### Goal
Rewrite the lines from the one containing "body-line: anus Creek, and" through the one containing "body-line: tance above", inclusive, replacing "locality" with "location" and leaving everything else as it is. Give only those lines.

### Given data
::::

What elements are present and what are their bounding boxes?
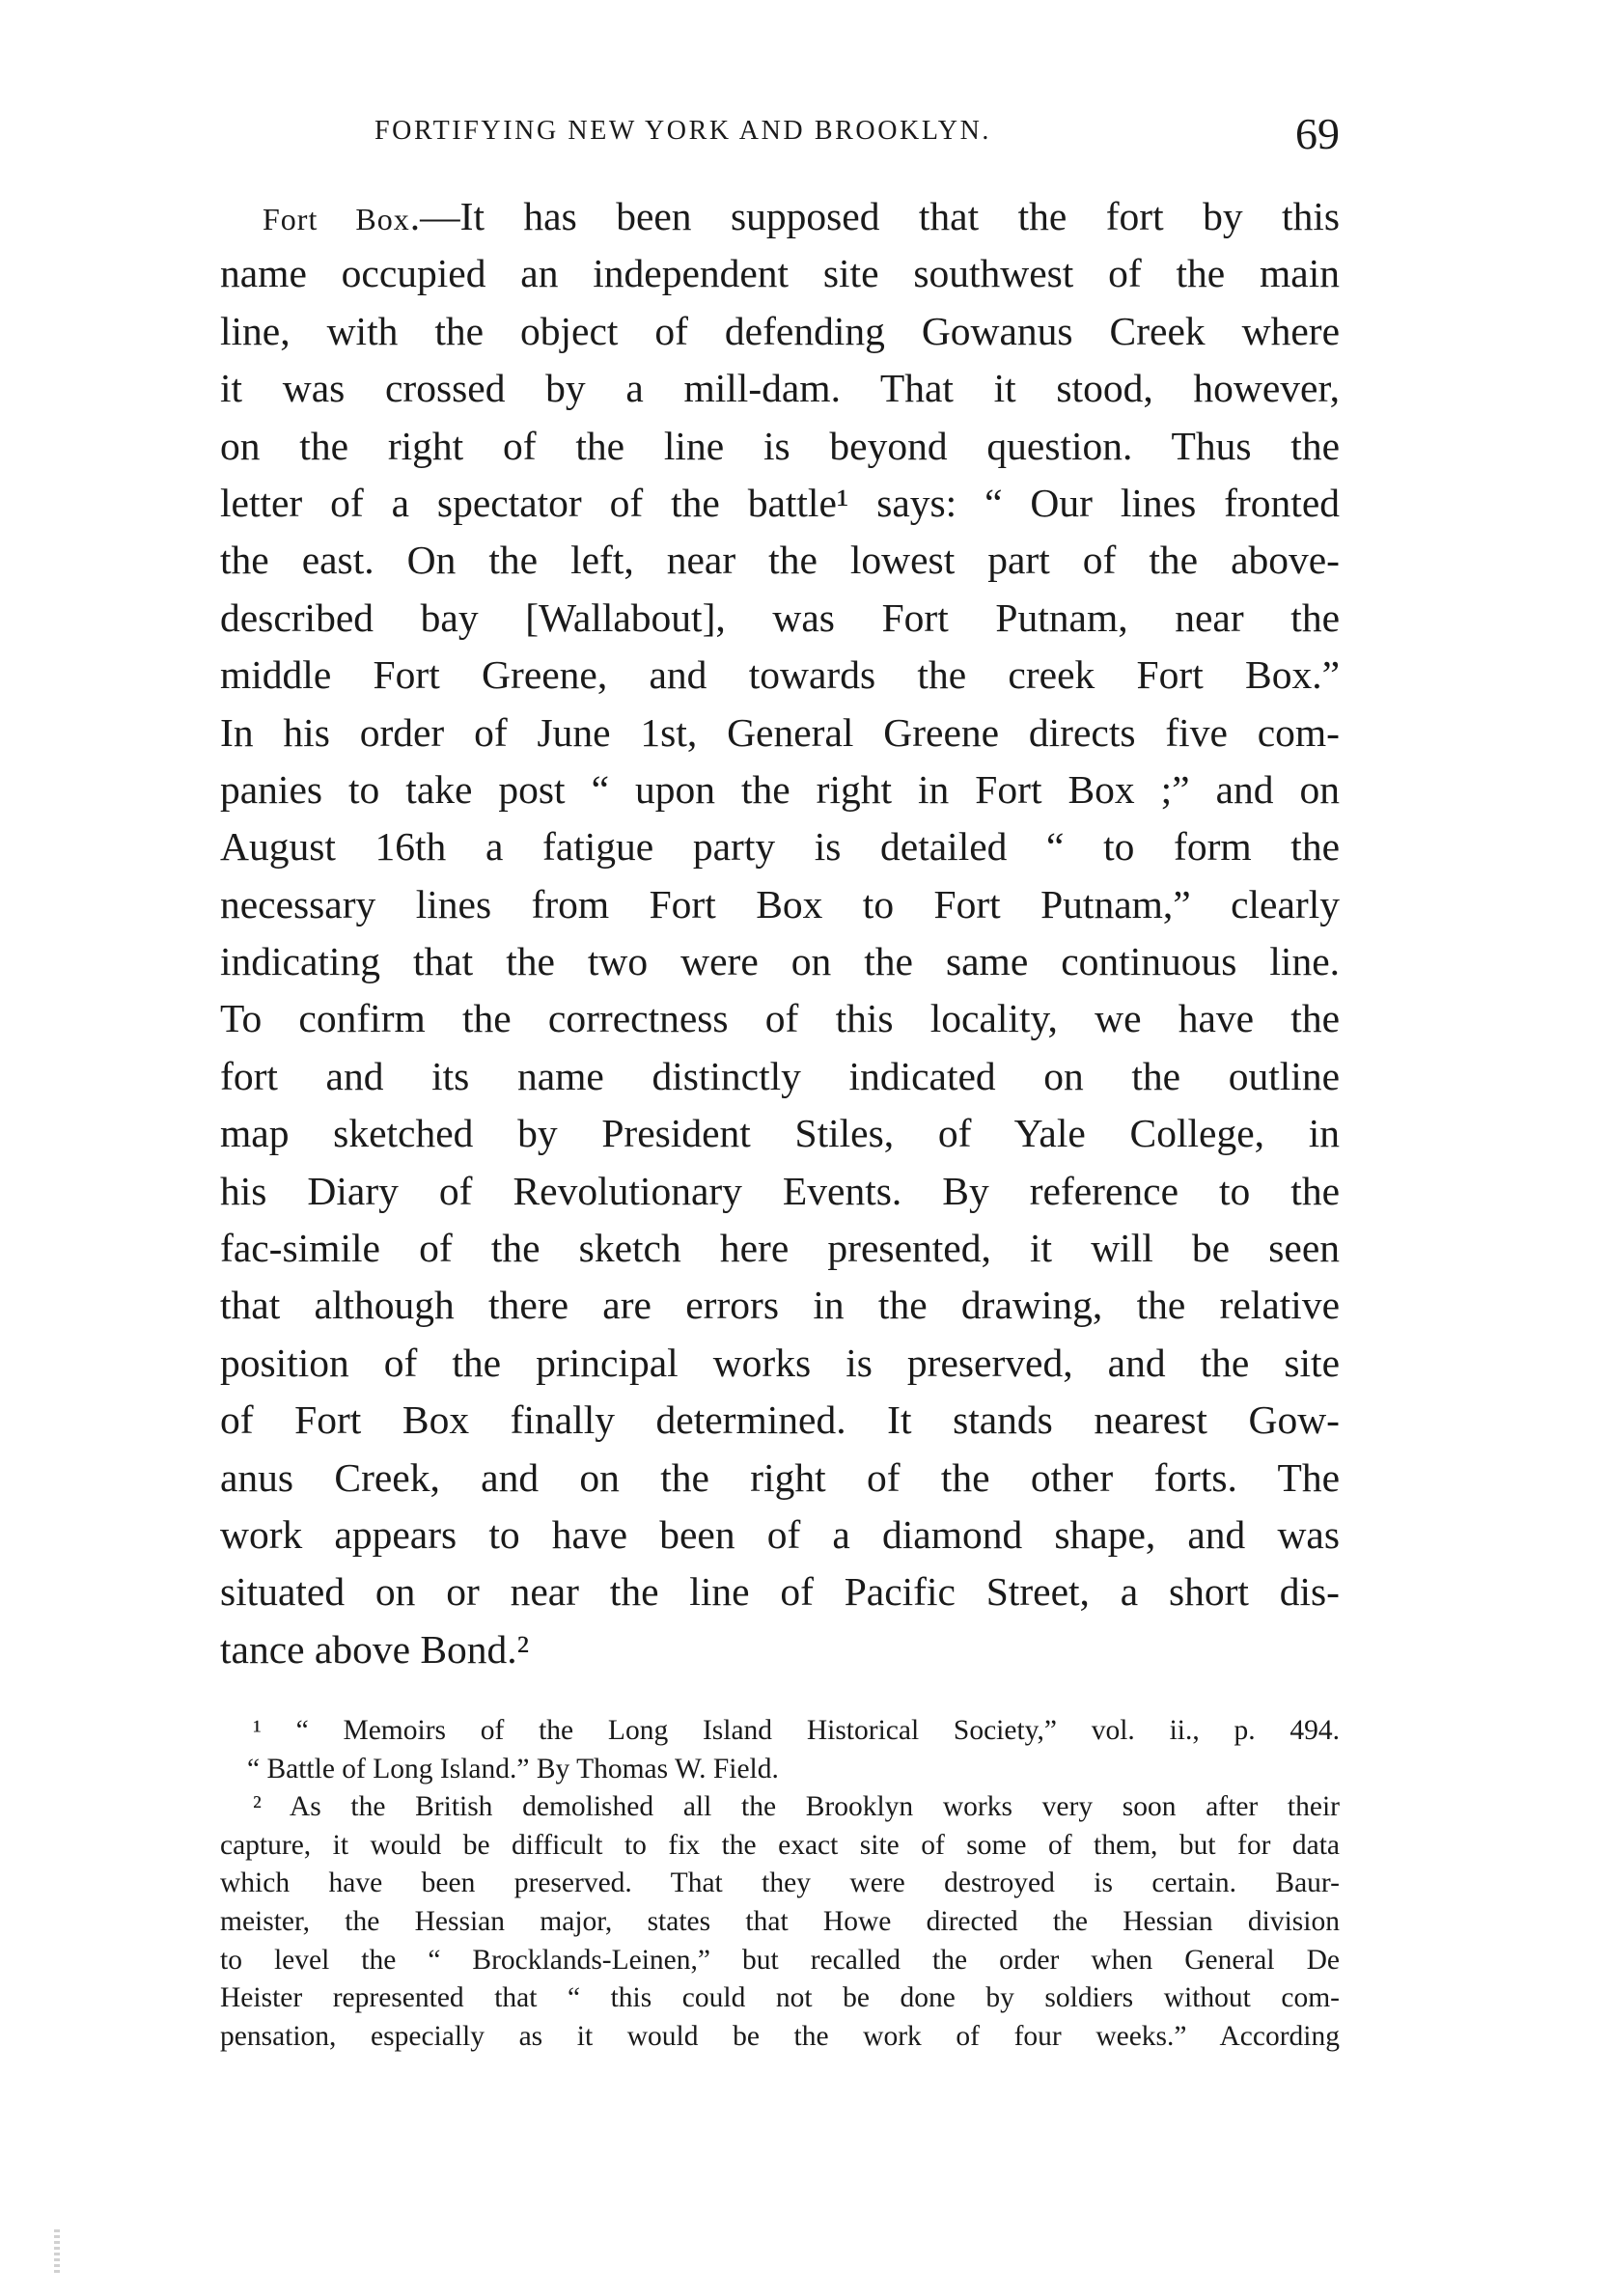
body-line: anus Creek, and on the right of the other forts. The [220, 1454, 1340, 1500]
running-header [220, 108, 1340, 166]
body-line: To confirm the correctness of this locality, we have the [220, 996, 1340, 1041]
body-line: position of the principal works is preserved, and the site [220, 1340, 1340, 1385]
body-line: tance above Bond.² [220, 1626, 530, 1672]
body-line: map sketched by President Stiles, of Yale College, in [220, 1111, 1340, 1156]
body-line-text: .—It has been supposed that the fort by this [409, 194, 1340, 238]
body-line [220, 188, 1340, 245]
footnote-line: Heister represented that “ this could not be done by soldiers without com- [220, 1982, 1340, 2014]
body-line: fac-simile of the sketch here presented, it will be seen [220, 1226, 1340, 1271]
body-line: it was crossed by a mill-dam. That it stood, however, [220, 366, 1340, 411]
body-line: of Fort Box finally determined. It stands nearest Gow- [220, 1397, 1340, 1443]
body-line: fort and its name distinctly indicated on the outline [220, 1053, 1340, 1098]
footnote-line: which have been preserved. That they were destroyed is certain. Baur- [220, 1867, 1340, 1899]
body-line: August 16th a fatigue party is detailed “ to form the [220, 824, 1340, 870]
footnote-line: to level the “ Brocklands-Leinen,” but recalled the order when General De [220, 1944, 1340, 1976]
footnotes [220, 1712, 1340, 2056]
footnote-line: meister, the Hessian major, states that Howe directed the Hessian division [220, 1905, 1340, 1937]
footnote-line: pensation, especially as it would be the work of four weeks.” According [220, 2020, 1340, 2052]
body-line: middle Fort Greene, and towards the creek Fort Box.” [220, 652, 1340, 698]
body-line: panies to take post “ upon the right in Fort Box ;” and on [220, 766, 1340, 812]
body-line: line, with the object of defending Gowanus Creek where [220, 308, 1340, 353]
body-text [220, 188, 1340, 1678]
body-line: name occupied an independent site southwest of the main [220, 251, 1340, 296]
scan-margin-mark [54, 2229, 60, 2276]
body-line: letter of a spectator of the battle¹ says: “ Our lines fronted [220, 480, 1340, 525]
body-line: on the right of the line is beyond question. Thus the [220, 423, 1340, 468]
body-line: that although there are errors in the drawing, the relative [220, 1283, 1340, 1328]
footnote-line: “ Battle of Long Island.” By Thomas W. Field. [247, 1753, 779, 1784]
running-title: FORTIFYING NEW YORK AND BROOKLYN. [374, 116, 991, 146]
body-line: necessary lines from Fort Box to Fort Putnam,” clearly [220, 881, 1340, 927]
body-line: indicating that the two were on the same continuous line. [220, 939, 1340, 984]
footnote-line: ² As the British demolished all the Brooklyn works very soon after their [253, 1791, 1340, 1823]
body-line: situated on or near the line of Pacific Street, a short dis- [220, 1569, 1340, 1615]
body-line: described bay [Wallabout], was Fort Putnam, near the [220, 595, 1340, 640]
body-line: the east. On the left, near the lowest part of the above- [220, 538, 1340, 583]
footnote-line: ¹ “ Memoirs of the Long Island Historical Society,” vol. ii., p. 494. [253, 1715, 1340, 1746]
body-line: his Diary of Revolutionary Events. By reference to the [220, 1168, 1340, 1213]
body-line: In his order of June 1st, General Greene directs five com- [220, 709, 1340, 755]
footnote-line: capture, it would be difficult to fix the exact site of some of them, but for data [220, 1829, 1340, 1861]
section-lead: Fort Box [263, 202, 410, 236]
page-number: 69 [1295, 109, 1340, 158]
body-line: work appears to have been of a diamond shape, and was [220, 1511, 1340, 1557]
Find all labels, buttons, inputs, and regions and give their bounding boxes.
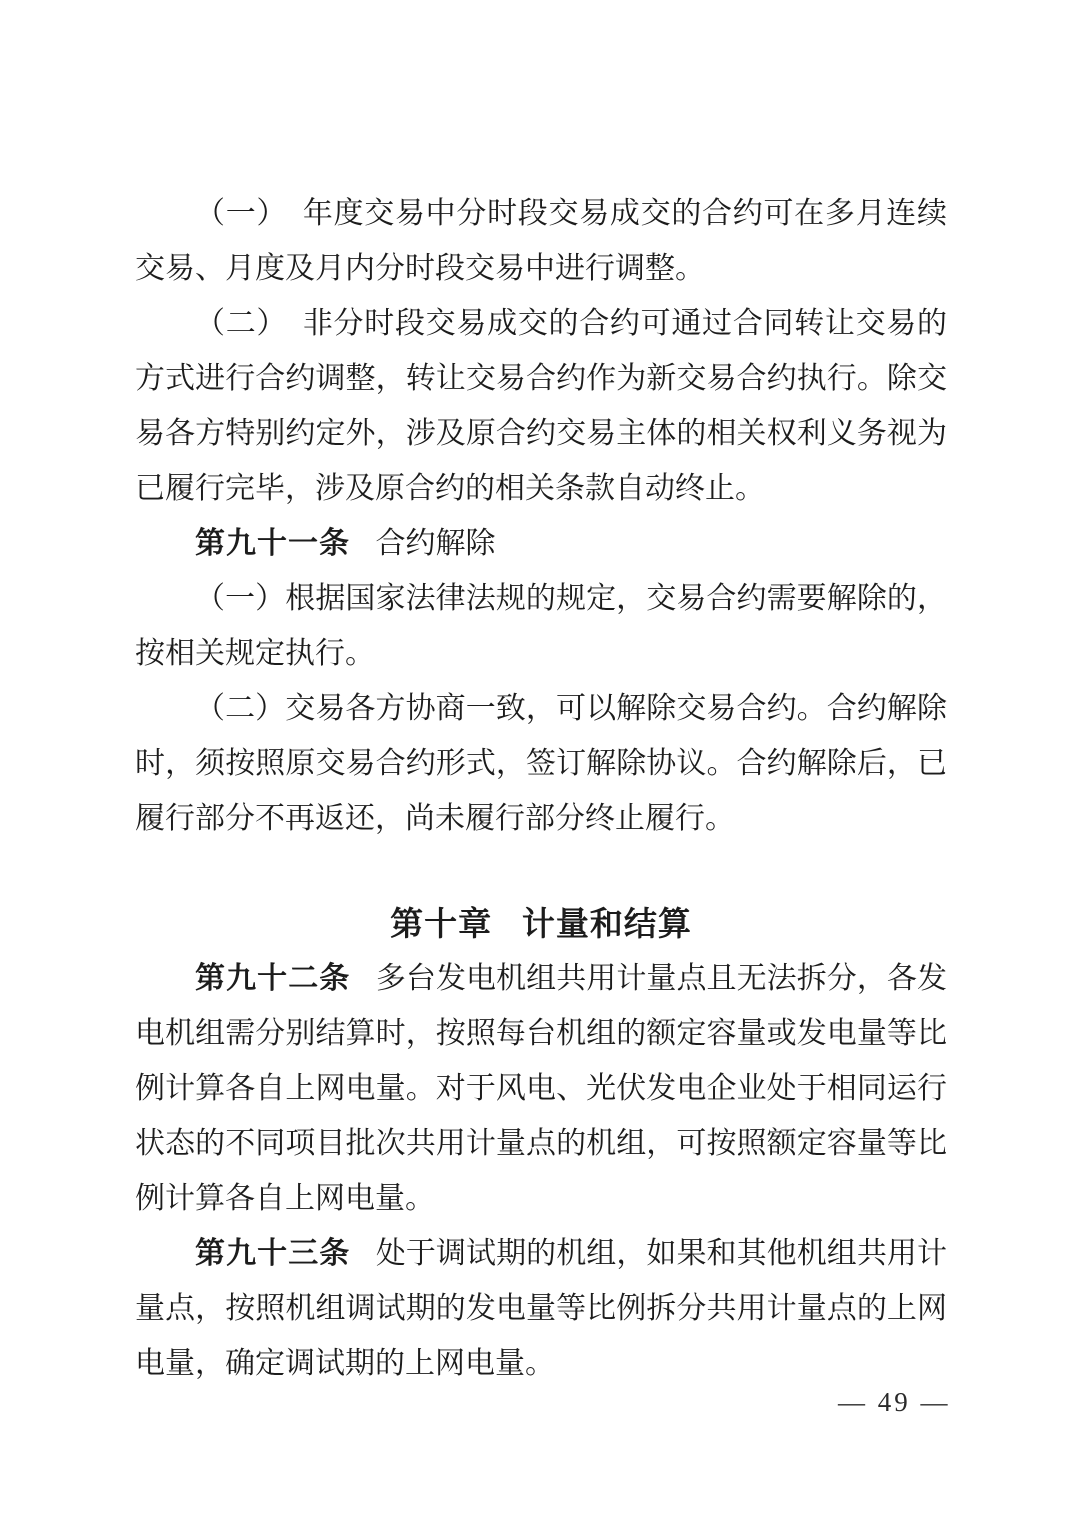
clause-paragraph-1: （一） 年度交易中分时段交易成交的合约可在多月连续交易、月度及月内分时段交易中进行调整。 (135, 197, 947, 285)
article-92-text: 多台发电机组共用计量点且无法拆分，各发电机组需分别结算时，按照每台机组的额定容量或发电量等比例计算各自上网电量。对于风电、光伏发电企业处于相同运行状态的不同项目批次共用计量点的机组，可按照额定容量等比例计算各自上网电量。 (135, 962, 948, 1215)
chapter-10-label: 第十章 (390, 905, 493, 942)
document-body (135, 186, 947, 1391)
article-92-paragraph (135, 951, 947, 1226)
article-91-label: 第九十一条 (195, 527, 350, 560)
article-91-title: 合约解除 (375, 527, 496, 560)
clause-paragraph-2: （二） 非分时段交易成交的合约可通过合同转让交易的方式进行合约调整，转让交易合约作为新交易合约执行。除交易各方特别约定外，涉及原合约交易主体的相关权利义务视为已履行完毕，涉及原合约的相关条款自动终止。 (135, 307, 947, 505)
article-93-paragraph (135, 1226, 947, 1391)
article-91-item-1: （一）根据国家法律法规的规定，交易合约需要解除的，按相关规定执行。 (135, 582, 947, 670)
article-91-item-2: （二）交易各方协商一致，可以解除交易合约。合约解除时，须按照原交易合约形式，签订解除协议。合约解除后，已履行部分不再返还，尚未履行部分终止履行。 (135, 692, 947, 835)
chapter-10-title: 计量和结算 (521, 905, 692, 942)
chapter-10-heading (135, 896, 947, 951)
article-93-label: 第九十三条 (195, 1237, 351, 1270)
article-93-text: 处于调试期的机组，如果和其他机组共用计量点，按照机组调试期的发电量等比例拆分共用计量点的上网电量，确定调试期的上网电量。 (135, 1237, 948, 1380)
article-92-label: 第九十二条 (195, 962, 351, 995)
page-number: — 49 — (838, 1387, 951, 1417)
article-91-heading (135, 516, 947, 571)
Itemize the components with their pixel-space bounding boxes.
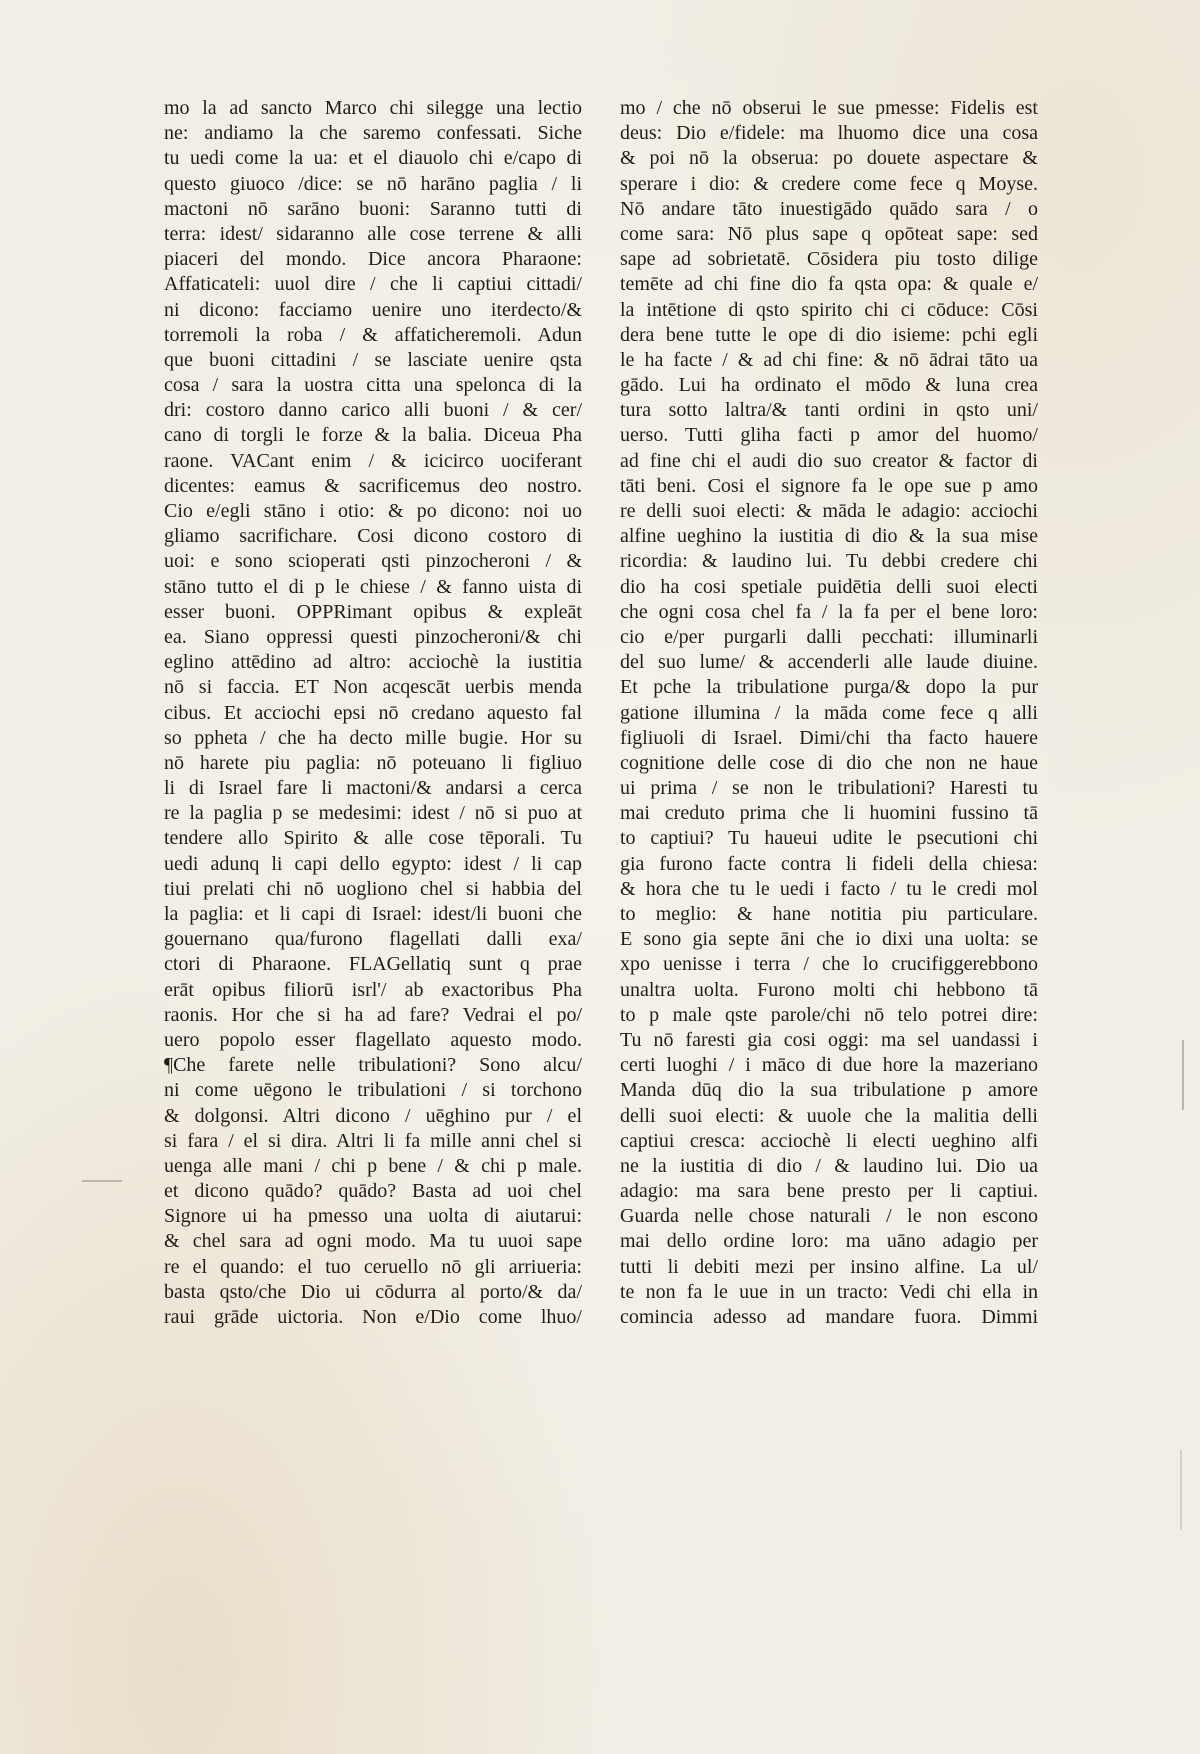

::::

### Solution for this problem
body-line: anus Creek, and on the right of the other forts. The [220, 1454, 1340, 1500]
running-header [220, 108, 1340, 166]
body-line: To confirm the correctness of this location, we have the [220, 996, 1340, 1041]
body-line: position of the principal works is preserved, and the site [220, 1340, 1340, 1385]
body-line: tance above Bond.² [220, 1626, 530, 1672]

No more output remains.